**EXERCISE GOAL**
Write out each line exactly as it stands, please.
· · · · ·
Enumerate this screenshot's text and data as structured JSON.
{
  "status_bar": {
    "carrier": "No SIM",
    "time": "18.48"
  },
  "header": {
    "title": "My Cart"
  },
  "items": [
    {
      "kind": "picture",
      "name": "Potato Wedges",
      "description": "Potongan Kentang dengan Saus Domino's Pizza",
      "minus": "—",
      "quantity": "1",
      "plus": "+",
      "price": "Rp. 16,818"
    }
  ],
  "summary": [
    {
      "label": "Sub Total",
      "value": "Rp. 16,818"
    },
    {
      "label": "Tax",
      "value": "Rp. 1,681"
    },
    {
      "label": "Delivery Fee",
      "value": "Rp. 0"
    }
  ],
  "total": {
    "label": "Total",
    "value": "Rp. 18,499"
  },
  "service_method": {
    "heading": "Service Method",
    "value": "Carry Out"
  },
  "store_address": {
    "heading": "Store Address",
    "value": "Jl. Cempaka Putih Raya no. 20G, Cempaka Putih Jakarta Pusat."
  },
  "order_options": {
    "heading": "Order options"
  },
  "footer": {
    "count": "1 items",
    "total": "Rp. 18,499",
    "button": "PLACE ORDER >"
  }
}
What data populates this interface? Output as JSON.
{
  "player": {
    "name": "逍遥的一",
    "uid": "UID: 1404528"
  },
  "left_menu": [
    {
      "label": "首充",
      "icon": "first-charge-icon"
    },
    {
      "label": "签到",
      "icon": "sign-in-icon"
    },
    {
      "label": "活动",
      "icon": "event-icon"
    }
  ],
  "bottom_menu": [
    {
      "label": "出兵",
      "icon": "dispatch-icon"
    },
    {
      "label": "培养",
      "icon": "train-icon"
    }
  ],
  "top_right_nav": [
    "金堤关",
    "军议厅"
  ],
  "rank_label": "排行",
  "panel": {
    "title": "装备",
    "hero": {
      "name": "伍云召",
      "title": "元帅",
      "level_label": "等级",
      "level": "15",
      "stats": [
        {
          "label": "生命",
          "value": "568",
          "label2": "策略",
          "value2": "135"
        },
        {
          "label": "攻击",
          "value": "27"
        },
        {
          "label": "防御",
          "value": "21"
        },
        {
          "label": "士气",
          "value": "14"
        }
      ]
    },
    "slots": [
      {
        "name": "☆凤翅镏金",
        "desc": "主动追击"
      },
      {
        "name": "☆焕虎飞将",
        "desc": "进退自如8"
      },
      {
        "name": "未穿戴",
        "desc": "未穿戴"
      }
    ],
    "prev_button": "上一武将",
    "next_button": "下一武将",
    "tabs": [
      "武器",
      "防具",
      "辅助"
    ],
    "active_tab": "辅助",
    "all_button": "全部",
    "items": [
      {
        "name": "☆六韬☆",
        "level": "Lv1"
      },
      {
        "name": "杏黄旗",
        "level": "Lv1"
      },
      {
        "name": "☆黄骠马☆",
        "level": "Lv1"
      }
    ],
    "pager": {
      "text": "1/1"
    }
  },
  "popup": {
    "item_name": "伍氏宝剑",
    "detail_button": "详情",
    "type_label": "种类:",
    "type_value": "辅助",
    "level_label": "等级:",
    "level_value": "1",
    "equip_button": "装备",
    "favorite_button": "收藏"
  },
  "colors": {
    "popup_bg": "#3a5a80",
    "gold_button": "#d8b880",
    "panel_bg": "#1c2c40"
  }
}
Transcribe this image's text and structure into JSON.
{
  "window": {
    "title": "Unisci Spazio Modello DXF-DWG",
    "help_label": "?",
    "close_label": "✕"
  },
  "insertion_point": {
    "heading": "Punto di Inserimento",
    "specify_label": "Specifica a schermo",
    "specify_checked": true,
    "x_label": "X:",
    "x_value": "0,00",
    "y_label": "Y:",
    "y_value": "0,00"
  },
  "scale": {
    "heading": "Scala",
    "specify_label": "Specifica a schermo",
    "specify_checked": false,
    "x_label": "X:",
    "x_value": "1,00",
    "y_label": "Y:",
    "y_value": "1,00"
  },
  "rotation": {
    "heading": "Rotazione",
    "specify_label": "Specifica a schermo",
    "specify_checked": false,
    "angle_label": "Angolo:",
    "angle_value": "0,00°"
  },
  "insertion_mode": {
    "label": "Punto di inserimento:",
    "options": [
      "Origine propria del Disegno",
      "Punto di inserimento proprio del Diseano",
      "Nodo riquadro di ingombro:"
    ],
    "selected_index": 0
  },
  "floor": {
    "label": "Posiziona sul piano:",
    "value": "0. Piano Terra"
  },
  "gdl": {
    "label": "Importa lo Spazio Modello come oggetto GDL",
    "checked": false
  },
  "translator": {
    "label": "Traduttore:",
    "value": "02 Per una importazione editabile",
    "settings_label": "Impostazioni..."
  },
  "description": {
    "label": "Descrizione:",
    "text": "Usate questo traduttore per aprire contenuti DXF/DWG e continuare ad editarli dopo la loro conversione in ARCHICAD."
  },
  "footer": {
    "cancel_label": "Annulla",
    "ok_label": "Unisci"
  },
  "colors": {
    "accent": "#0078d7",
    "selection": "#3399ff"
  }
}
· · · · ·
**FINAL ANSWER**
Enumerate this screenshot's text and data as structured JSON.
{
  "status_bar": {
    "carrier": "No SIM",
    "time": "18.48"
  },
  "header": {
    "title": "My Cart"
  },
  "items": [
    {
      "kind": "picture",
      "name": "Potato Wedges",
      "description": "Potongan Kentang dengan Saus Domino's Pizza",
      "minus": "—",
      "quantity": "1",
      "plus": "+",
      "price": "Rp. 16,818"
    }
  ],
  "summary": [
    {
      "label": "Sub Total",
      "value": "Rp. 16,818"
    },
    {
      "label": "Tax",
      "value": "Rp. 1,681"
    },
    {
      "label": "Delivery Fee",
      "value": "Rp. 0"
    }
  ],
  "total": {
    "label": "Total",
    "value": "Rp. 18,499"
  },
  "service_method": {
    "heading": "Service Method",
    "value": "Carry Out"
  },
  "store_address": {
    "heading": "Store Address",
    "value": "Jl. Cempaka Putih Raya no. 20G, Cempaka Putih Jakarta Pusat."
  },
  "order_options": {
    "heading": "Order options"
  },
  "footer": {
    "count": "1 items",
    "total": "Rp. 18,499",
    "button": "PLACE ORDER >"
  }
}
What data populates this interface? Output as JSON.
{
  "player": {
    "name": "逍遥的一",
    "uid": "UID: 1404528"
  },
  "left_menu": [
    {
      "label": "首充",
      "icon": "first-charge-icon"
    },
    {
      "label": "签到",
      "icon": "sign-in-icon"
    },
    {
      "label": "活动",
      "icon": "event-icon"
    }
  ],
  "bottom_menu": [
    {
      "label": "出兵",
      "icon": "dispatch-icon"
    },
    {
      "label": "培养",
      "icon": "train-icon"
    }
  ],
  "top_right_nav": [
    "金堤关",
    "军议厅"
  ],
  "rank_label": "排行",
  "panel": {
    "title": "装备",
    "hero": {
      "name": "伍云召",
      "title": "元帅",
      "level_label": "等级",
      "level": "15",
      "stats": [
        {
          "label": "生命",
          "value": "568",
          "label2": "策略",
          "value2": "135"
        },
        {
          "label": "攻击",
          "value": "27"
        },
        {
          "label": "防御",
          "value": "21"
        },
        {
          "label": "士气",
          "value": "14"
        }
      ]
    },
    "slots": [
      {
        "name": "☆凤翅镏金",
        "desc": "主动追击"
      },
      {
        "name": "☆焕虎飞将",
        "desc": "进退自如8"
      },
      {
        "name": "未穿戴",
        "desc": "未穿戴"
      }
    ],
    "prev_button": "上一武将",
    "next_button": "下一武将",
    "tabs": [
      "武器",
      "防具",
      "辅助"
    ],
    "active_tab": "辅助",
    "all_button": "全部",
    "items": [
      {
        "name": "☆六韬☆",
        "level": "Lv1"
      },
      {
        "name": "杏黄旗",
        "level": "Lv1"
      },
      {
        "name": "☆黄骠马☆",
        "level": "Lv1"
      }
    ],
    "pager": {
      "text": "1/1"
    }
  },
  "popup": {
    "item_name": "伍氏宝剑",
    "detail_button": "详情",
    "type_label": "种类:",
    "type_value": "辅助",
    "level_label": "等级:",
    "level_value": "1",
    "equip_button": "装备",
    "favorite_button": "收藏"
  },
  "colors": {
    "popup_bg": "#3a5a80",
    "gold_button": "#d8b880",
    "panel_bg": "#1c2c40"
  }
}
Transcribe this image's text and structure into JSON.
{
  "window": {
    "title": "Unisci Spazio Modello DXF-DWG",
    "help_label": "?",
    "close_label": "✕"
  },
  "insertion_point": {
    "heading": "Punto di Inserimento",
    "specify_label": "Specifica a schermo",
    "specify_checked": true,
    "x_label": "X:",
    "x_value": "0,00",
    "y_label": "Y:",
    "y_value": "0,00"
  },
  "scale": {
    "heading": "Scala",
    "specify_label": "Specifica a schermo",
    "specify_checked": false,
    "x_label": "X:",
    "x_value": "1,00",
    "y_label": "Y:",
    "y_value": "1,00"
  },
  "rotation": {
    "heading": "Rotazione",
    "specify_label": "Specifica a schermo",
    "specify_checked": false,
    "angle_label": "Angolo:",
    "angle_value": "0,00°"
  },
  "insertion_mode": {
    "label": "Punto di inserimento:",
    "options": [
      "Origine propria del Disegno",
      "Punto di inserimento proprio del Diseano",
      "Nodo riquadro di ingombro:"
    ],
    "selected_index": 0
  },
  "floor": {
    "label": "Posiziona sul piano:",
    "value": "0. Piano Terra"
  },
  "gdl": {
    "label": "Importa lo Spazio Modello come oggetto GDL",
    "checked": false
  },
  "translator": {
    "label": "Traduttore:",
    "value": "02 Per una importazione editabile",
    "settings_label": "Impostazioni..."
  },
  "description": {
    "label": "Descrizione:",
    "text": "Usate questo traduttore per aprire contenuti DXF/DWG e continuare ad editarli dopo la loro conversione in ARCHICAD."
  },
  "footer": {
    "cancel_label": "Annulla",
    "ok_label": "Unisci"
  },
  "colors": {
    "accent": "#0078d7",
    "selection": "#3399ff"
  }
}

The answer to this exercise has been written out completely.